Write each record again exactly as it stands.

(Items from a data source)
────
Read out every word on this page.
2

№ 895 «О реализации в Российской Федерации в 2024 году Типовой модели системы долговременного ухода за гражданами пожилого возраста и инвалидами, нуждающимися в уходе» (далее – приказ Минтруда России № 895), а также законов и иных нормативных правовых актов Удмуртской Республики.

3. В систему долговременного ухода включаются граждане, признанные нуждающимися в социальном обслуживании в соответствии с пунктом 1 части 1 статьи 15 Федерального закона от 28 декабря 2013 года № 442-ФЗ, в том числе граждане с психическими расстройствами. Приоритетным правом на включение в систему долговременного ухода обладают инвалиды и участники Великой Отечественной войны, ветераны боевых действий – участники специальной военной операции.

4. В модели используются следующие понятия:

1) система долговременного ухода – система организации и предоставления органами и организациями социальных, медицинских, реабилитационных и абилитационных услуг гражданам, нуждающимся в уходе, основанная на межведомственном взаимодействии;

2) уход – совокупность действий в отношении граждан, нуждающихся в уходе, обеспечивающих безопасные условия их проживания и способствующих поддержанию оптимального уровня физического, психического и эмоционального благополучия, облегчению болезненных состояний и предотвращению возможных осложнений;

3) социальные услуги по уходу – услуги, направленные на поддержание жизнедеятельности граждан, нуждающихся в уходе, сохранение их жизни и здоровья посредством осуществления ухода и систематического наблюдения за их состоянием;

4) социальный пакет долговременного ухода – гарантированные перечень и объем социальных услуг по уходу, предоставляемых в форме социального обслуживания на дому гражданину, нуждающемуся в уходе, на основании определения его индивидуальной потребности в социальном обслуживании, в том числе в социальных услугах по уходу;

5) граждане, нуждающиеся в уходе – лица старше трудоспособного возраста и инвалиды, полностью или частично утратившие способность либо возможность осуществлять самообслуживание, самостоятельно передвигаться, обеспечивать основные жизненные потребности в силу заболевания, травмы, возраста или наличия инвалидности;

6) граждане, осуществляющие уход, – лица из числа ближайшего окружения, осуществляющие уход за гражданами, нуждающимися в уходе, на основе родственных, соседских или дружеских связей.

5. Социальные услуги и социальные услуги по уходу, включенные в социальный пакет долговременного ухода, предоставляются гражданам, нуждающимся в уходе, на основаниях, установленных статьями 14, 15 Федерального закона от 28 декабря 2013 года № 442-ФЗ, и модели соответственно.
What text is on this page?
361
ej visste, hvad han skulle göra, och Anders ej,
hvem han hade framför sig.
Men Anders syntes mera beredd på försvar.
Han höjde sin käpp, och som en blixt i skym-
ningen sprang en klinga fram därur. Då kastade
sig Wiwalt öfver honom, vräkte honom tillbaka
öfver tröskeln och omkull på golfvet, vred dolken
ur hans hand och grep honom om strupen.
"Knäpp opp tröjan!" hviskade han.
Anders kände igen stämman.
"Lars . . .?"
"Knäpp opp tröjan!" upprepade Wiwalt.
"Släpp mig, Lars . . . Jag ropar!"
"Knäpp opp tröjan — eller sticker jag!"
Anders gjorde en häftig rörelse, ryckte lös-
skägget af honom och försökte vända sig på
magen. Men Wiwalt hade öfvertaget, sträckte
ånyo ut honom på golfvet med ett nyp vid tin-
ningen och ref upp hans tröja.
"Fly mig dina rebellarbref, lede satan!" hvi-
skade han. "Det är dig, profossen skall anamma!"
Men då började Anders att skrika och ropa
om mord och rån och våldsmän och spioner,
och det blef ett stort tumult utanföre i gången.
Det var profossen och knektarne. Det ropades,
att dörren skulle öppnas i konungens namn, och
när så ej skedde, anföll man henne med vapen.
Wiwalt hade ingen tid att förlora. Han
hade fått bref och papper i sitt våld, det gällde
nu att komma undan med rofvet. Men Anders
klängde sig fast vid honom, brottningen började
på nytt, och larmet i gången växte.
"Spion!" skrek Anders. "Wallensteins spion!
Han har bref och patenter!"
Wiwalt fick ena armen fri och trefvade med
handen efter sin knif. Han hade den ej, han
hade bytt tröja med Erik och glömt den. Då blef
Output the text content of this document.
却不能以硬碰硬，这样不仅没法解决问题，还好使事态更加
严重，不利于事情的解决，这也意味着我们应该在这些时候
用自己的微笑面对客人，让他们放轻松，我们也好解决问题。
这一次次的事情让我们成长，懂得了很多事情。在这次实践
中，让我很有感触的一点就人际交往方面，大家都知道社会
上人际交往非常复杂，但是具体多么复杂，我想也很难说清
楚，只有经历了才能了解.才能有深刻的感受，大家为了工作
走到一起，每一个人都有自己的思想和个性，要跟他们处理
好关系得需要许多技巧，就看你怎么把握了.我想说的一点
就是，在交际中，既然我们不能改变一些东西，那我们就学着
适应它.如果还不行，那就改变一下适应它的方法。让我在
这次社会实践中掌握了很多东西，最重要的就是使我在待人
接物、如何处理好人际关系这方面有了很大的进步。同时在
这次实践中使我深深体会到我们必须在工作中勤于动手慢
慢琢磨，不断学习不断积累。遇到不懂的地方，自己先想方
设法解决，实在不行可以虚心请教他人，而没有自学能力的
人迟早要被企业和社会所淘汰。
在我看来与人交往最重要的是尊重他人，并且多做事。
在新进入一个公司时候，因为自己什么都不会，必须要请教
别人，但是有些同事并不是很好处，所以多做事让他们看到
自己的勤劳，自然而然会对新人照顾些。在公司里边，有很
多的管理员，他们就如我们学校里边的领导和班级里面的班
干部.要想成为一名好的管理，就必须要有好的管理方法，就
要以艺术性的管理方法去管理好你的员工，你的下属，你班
────
▶ [FULL ANSWER]
Read out every word on this page.
2

№ 895 «О реализации в Российской Федерации в 2024 году Типовой модели системы долговременного ухода за гражданами пожилого возраста и инвалидами, нуждающимися в уходе» (далее – приказ Минтруда России № 895), а также законов и иных нормативных правовых актов Удмуртской Республики.

3. В систему долговременного ухода включаются граждане, признанные нуждающимися в социальном обслуживании в соответствии с пунктом 1 части 1 статьи 15 Федерального закона от 28 декабря 2013 года № 442-ФЗ, в том числе граждане с психическими расстройствами. Приоритетным правом на включение в систему долговременного ухода обладают инвалиды и участники Великой Отечественной войны, ветераны боевых действий – участники специальной военной операции.

4. В модели используются следующие понятия:

1) система долговременного ухода – система организации и предоставления органами и организациями социальных, медицинских, реабилитационных и абилитационных услуг гражданам, нуждающимся в уходе, основанная на межведомственном взаимодействии;

2) уход – совокупность действий в отношении граждан, нуждающихся в уходе, обеспечивающих безопасные условия их проживания и способствующих поддержанию оптимального уровня физического, психического и эмоционального благополучия, облегчению болезненных состояний и предотвращению возможных осложнений;

3) социальные услуги по уходу – услуги, направленные на поддержание жизнедеятельности граждан, нуждающихся в уходе, сохранение их жизни и здоровья посредством осуществления ухода и систематического наблюдения за их состоянием;

4) социальный пакет долговременного ухода – гарантированные перечень и объем социальных услуг по уходу, предоставляемых в форме социального обслуживания на дому гражданину, нуждающемуся в уходе, на основании определения его индивидуальной потребности в социальном обслуживании, в том числе в социальных услугах по уходу;

5) граждане, нуждающиеся в уходе – лица старше трудоспособного возраста и инвалиды, полностью или частично утратившие способность либо возможность осуществлять самообслуживание, самостоятельно передвигаться, обеспечивать основные жизненные потребности в силу заболевания, травмы, возраста или наличия инвалидности;

6) граждане, осуществляющие уход, – лица из числа ближайшего окружения, осуществляющие уход за гражданами, нуждающимися в уходе, на основе родственных, соседских или дружеских связей.

5. Социальные услуги и социальные услуги по уходу, включенные в социальный пакет долговременного ухода, предоставляются гражданам, нуждающимся в уходе, на основаниях, установленных статьями 14, 15 Федерального закона от 28 декабря 2013 года № 442-ФЗ, и модели соответственно.
What text is on this page?
361
ej visste, hvad han skulle göra, och Anders ej,
hvem han hade framför sig.
Men Anders syntes mera beredd på försvar.
Han höjde sin käpp, och som en blixt i skym-
ningen sprang en klinga fram därur. Då kastade
sig Wiwalt öfver honom, vräkte honom tillbaka
öfver tröskeln och omkull på golfvet, vred dolken
ur hans hand och grep honom om strupen.
"Knäpp opp tröjan!" hviskade han.
Anders kände igen stämman.
"Lars . . .?"
"Knäpp opp tröjan!" upprepade Wiwalt.
"Släpp mig, Lars . . . Jag ropar!"
"Knäpp opp tröjan — eller sticker jag!"
Anders gjorde en häftig rörelse, ryckte lös-
skägget af honom och försökte vända sig på
magen. Men Wiwalt hade öfvertaget, sträckte
ånyo ut honom på golfvet med ett nyp vid tin-
ningen och ref upp hans tröja.
"Fly mig dina rebellarbref, lede satan!" hvi-
skade han. "Det är dig, profossen skall anamma!"
Men då började Anders att skrika och ropa
om mord och rån och våldsmän och spioner,
och det blef ett stort tumult utanföre i gången.
Det var profossen och knektarne. Det ropades,
att dörren skulle öppnas i konungens namn, och
när så ej skedde, anföll man henne med vapen.
Wiwalt hade ingen tid att förlora. Han
hade fått bref och papper i sitt våld, det gällde
nu att komma undan med rofvet. Men Anders
klängde sig fast vid honom, brottningen började
på nytt, och larmet i gången växte.
"Spion!" skrek Anders. "Wallensteins spion!
Han har bref och patenter!"
Wiwalt fick ena armen fri och trefvade med
handen efter sin knif. Han hade den ej, han
hade bytt tröja med Erik och glömt den. Då blef
Output the text content of this document.
却不能以硬碰硬，这样不仅没法解决问题，还好使事态更加
严重，不利于事情的解决，这也意味着我们应该在这些时候
用自己的微笑面对客人，让他们放轻松，我们也好解决问题。
这一次次的事情让我们成长，懂得了很多事情。在这次实践
中，让我很有感触的一点就人际交往方面，大家都知道社会
上人际交往非常复杂，但是具体多么复杂，我想也很难说清
楚，只有经历了才能了解.才能有深刻的感受，大家为了工作
走到一起，每一个人都有自己的思想和个性，要跟他们处理
好关系得需要许多技巧，就看你怎么把握了.我想说的一点
就是，在交际中，既然我们不能改变一些东西，那我们就学着
适应它.如果还不行，那就改变一下适应它的方法。让我在
这次社会实践中掌握了很多东西，最重要的就是使我在待人
接物、如何处理好人际关系这方面有了很大的进步。同时在
这次实践中使我深深体会到我们必须在工作中勤于动手慢
慢琢磨，不断学习不断积累。遇到不懂的地方，自己先想方
设法解决，实在不行可以虚心请教他人，而没有自学能力的
人迟早要被企业和社会所淘汰。
在我看来与人交往最重要的是尊重他人，并且多做事。
在新进入一个公司时候，因为自己什么都不会，必须要请教
别人，但是有些同事并不是很好处，所以多做事让他们看到
自己的勤劳，自然而然会对新人照顾些。在公司里边，有很
多的管理员，他们就如我们学校里边的领导和班级里面的班
干部.要想成为一名好的管理，就必须要有好的管理方法，就
要以艺术性的管理方法去管理好你的员工，你的下属，你班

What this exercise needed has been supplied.